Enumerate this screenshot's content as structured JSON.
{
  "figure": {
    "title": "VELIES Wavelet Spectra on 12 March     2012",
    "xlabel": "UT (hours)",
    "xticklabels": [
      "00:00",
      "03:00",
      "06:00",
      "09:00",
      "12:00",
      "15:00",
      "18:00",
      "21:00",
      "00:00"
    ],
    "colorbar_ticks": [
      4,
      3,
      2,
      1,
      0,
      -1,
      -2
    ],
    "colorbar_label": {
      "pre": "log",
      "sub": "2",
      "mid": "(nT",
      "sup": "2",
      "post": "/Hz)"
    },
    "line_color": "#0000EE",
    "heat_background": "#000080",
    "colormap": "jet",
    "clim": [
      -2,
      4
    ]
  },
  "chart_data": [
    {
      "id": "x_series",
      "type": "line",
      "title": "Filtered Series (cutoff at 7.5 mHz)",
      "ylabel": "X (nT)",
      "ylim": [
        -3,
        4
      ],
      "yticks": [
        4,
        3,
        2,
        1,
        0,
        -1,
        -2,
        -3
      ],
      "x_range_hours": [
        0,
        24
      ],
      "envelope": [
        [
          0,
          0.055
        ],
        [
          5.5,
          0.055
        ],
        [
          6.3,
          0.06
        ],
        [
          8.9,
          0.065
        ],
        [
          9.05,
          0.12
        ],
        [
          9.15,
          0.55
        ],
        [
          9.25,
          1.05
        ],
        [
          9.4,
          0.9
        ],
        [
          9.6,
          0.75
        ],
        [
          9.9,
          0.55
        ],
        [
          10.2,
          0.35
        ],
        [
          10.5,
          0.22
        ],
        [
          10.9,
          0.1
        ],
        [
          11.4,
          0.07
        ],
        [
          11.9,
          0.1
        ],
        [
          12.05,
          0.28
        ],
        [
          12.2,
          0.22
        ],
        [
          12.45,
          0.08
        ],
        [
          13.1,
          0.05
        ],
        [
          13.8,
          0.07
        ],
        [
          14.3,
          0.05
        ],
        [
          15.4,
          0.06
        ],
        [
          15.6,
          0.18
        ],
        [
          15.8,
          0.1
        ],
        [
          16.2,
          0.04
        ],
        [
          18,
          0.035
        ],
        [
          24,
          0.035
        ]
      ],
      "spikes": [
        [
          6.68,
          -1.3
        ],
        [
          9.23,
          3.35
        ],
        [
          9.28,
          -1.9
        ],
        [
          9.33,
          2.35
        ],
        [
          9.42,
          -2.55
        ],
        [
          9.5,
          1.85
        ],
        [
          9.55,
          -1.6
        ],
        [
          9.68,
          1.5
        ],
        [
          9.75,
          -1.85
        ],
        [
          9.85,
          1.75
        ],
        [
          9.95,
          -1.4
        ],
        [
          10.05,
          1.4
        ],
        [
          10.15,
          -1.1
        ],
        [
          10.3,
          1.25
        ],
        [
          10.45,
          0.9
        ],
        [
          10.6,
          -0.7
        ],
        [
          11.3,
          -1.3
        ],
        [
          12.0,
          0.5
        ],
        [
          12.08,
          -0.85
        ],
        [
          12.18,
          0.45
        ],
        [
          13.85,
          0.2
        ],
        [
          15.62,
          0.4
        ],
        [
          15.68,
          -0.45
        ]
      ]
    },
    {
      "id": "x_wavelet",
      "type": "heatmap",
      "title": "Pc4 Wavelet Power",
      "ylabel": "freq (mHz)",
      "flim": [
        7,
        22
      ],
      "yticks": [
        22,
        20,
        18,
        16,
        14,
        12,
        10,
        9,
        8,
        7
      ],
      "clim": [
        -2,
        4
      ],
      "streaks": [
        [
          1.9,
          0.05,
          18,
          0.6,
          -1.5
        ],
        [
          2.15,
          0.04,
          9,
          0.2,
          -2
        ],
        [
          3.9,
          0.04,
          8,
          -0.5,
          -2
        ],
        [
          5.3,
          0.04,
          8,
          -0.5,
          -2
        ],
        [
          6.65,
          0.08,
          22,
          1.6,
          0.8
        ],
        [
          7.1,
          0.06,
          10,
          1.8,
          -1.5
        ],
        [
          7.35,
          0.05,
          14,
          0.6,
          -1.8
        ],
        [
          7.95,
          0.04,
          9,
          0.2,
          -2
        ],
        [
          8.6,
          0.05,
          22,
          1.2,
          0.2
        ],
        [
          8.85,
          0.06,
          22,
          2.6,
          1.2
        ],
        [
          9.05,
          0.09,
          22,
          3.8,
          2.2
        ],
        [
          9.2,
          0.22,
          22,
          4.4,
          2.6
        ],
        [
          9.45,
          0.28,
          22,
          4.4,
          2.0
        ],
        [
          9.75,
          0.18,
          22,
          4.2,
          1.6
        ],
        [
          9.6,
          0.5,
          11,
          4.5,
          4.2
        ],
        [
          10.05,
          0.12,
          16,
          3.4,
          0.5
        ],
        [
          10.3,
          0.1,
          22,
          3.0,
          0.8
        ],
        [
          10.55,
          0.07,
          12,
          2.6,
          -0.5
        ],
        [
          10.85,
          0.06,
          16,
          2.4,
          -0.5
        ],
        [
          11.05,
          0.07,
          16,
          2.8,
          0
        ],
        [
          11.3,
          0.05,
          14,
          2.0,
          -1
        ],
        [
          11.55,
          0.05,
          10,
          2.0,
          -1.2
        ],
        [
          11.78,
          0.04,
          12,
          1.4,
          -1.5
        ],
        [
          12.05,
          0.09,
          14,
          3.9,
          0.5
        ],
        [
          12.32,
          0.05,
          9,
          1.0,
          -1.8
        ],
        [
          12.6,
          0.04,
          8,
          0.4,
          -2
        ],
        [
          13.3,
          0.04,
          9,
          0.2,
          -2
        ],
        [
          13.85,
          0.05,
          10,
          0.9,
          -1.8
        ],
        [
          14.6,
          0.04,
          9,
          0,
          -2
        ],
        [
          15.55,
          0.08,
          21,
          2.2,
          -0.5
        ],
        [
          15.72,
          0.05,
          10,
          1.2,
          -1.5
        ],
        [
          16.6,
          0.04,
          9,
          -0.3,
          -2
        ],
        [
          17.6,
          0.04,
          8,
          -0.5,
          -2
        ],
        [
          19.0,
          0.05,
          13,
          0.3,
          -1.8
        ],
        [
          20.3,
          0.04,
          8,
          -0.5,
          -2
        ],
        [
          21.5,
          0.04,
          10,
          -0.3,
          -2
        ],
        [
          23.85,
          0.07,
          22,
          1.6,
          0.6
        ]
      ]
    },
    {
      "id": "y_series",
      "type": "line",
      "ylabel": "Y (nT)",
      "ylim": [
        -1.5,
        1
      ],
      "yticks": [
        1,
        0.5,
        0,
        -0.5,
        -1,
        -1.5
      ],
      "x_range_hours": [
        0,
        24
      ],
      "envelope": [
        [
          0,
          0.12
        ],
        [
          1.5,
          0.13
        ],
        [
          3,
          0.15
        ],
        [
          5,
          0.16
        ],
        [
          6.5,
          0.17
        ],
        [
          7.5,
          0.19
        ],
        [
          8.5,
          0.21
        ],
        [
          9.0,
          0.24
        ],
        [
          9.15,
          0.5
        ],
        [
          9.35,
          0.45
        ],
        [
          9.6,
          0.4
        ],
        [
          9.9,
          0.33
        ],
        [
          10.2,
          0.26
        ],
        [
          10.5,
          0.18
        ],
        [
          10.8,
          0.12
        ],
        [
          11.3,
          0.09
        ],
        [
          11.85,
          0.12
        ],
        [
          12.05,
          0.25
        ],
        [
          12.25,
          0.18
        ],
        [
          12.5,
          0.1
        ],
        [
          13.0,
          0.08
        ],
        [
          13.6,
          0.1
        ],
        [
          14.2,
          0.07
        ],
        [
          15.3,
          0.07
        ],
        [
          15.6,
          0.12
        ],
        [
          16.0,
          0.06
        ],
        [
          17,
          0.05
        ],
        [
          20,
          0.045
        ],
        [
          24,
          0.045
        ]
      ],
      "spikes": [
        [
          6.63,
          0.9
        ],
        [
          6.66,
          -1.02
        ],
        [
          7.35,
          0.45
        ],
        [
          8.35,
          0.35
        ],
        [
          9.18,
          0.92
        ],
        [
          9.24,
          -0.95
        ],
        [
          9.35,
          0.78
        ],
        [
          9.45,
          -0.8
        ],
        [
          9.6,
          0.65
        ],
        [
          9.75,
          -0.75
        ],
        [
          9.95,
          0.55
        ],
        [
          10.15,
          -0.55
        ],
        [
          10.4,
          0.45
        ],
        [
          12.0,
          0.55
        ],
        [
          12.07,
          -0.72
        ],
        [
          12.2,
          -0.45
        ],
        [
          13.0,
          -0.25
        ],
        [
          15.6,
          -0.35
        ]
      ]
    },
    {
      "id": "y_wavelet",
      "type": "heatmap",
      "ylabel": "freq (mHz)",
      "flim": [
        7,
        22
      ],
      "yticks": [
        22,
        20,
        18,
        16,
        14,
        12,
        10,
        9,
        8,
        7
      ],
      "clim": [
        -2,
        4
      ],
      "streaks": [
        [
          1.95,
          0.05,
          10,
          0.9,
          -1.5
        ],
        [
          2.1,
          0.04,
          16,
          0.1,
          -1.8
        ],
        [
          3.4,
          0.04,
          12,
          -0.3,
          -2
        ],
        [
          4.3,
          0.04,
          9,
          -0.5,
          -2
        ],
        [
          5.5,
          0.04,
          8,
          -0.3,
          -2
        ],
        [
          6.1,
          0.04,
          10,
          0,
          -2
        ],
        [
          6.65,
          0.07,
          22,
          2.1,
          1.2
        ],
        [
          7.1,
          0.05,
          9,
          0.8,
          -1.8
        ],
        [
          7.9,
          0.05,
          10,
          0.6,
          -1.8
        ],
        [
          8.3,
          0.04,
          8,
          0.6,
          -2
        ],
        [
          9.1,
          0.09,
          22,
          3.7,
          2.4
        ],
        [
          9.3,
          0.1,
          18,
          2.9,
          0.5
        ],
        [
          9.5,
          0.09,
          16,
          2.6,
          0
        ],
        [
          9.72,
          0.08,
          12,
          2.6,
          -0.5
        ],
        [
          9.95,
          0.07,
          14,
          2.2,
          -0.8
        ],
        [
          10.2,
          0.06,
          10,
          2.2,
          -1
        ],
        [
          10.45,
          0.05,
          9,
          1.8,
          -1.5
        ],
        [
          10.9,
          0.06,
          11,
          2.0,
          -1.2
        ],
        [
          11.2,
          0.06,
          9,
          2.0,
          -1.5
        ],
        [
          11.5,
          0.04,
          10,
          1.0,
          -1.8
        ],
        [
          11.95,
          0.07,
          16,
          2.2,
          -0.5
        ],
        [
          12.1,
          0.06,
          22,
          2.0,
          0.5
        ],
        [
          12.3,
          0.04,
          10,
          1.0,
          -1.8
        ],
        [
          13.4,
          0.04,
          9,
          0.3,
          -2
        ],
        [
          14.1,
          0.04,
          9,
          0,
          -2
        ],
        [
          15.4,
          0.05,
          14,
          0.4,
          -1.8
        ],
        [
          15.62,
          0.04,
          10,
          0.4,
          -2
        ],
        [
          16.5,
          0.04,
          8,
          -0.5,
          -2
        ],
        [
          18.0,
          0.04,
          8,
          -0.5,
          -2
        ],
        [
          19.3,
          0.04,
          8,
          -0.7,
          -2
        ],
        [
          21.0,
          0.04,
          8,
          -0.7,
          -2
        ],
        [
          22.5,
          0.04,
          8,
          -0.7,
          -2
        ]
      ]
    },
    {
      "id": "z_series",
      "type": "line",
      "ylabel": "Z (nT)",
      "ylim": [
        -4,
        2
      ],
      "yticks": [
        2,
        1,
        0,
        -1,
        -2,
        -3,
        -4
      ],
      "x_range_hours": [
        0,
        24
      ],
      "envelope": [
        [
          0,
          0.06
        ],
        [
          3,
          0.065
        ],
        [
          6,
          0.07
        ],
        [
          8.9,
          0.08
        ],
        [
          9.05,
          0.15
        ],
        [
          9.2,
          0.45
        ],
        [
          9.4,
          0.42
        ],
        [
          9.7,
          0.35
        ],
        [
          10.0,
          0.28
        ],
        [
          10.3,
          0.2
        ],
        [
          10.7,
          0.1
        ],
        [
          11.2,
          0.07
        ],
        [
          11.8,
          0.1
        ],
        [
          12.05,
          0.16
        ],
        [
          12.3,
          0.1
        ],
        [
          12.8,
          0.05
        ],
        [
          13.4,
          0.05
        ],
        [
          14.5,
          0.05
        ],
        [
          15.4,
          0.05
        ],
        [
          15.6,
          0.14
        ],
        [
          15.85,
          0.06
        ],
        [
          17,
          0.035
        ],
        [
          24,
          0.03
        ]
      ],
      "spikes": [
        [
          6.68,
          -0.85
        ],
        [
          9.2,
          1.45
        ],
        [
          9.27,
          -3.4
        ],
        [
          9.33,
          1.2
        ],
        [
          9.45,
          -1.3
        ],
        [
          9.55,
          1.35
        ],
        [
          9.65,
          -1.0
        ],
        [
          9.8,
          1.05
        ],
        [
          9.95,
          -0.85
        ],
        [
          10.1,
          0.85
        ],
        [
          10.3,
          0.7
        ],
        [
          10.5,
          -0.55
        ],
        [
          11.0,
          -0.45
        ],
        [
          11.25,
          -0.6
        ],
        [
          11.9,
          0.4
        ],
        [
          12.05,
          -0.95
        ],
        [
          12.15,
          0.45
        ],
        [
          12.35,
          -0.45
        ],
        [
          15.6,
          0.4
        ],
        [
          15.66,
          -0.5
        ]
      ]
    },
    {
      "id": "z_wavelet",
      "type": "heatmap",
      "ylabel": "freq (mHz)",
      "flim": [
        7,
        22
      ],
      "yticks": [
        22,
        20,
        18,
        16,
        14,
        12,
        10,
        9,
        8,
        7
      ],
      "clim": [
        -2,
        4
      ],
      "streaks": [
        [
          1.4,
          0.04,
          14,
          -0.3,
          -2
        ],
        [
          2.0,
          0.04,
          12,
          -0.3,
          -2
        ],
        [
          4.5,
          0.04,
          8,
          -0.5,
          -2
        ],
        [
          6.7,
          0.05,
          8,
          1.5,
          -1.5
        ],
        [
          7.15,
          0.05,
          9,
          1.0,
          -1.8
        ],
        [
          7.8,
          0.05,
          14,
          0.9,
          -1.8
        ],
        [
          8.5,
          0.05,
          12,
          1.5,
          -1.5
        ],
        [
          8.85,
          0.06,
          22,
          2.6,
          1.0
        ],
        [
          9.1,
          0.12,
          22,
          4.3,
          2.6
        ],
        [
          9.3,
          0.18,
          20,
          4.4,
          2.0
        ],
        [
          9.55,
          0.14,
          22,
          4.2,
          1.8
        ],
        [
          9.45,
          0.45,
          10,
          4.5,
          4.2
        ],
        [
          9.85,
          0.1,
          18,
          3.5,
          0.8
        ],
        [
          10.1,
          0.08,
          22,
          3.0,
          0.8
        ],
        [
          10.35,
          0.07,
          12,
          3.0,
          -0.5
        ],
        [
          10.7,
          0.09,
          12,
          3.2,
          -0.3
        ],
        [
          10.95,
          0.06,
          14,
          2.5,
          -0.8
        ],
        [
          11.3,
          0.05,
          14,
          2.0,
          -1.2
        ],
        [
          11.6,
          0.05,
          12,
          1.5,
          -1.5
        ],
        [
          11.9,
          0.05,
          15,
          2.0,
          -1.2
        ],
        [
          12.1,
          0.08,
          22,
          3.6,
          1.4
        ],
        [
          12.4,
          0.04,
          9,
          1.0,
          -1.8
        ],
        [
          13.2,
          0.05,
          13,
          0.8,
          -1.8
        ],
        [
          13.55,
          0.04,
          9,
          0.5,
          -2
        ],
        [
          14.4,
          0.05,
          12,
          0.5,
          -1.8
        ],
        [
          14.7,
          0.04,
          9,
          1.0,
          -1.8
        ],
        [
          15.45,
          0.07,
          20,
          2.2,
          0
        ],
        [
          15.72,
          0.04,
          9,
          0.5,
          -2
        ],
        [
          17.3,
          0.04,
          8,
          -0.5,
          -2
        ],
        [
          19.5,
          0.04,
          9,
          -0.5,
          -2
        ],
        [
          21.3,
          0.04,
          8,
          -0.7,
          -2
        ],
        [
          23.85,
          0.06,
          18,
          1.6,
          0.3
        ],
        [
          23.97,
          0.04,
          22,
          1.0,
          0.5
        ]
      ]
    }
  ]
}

## [Goal]
Count each line with "title" in it and report that figure by itself.

## [Answer below]
3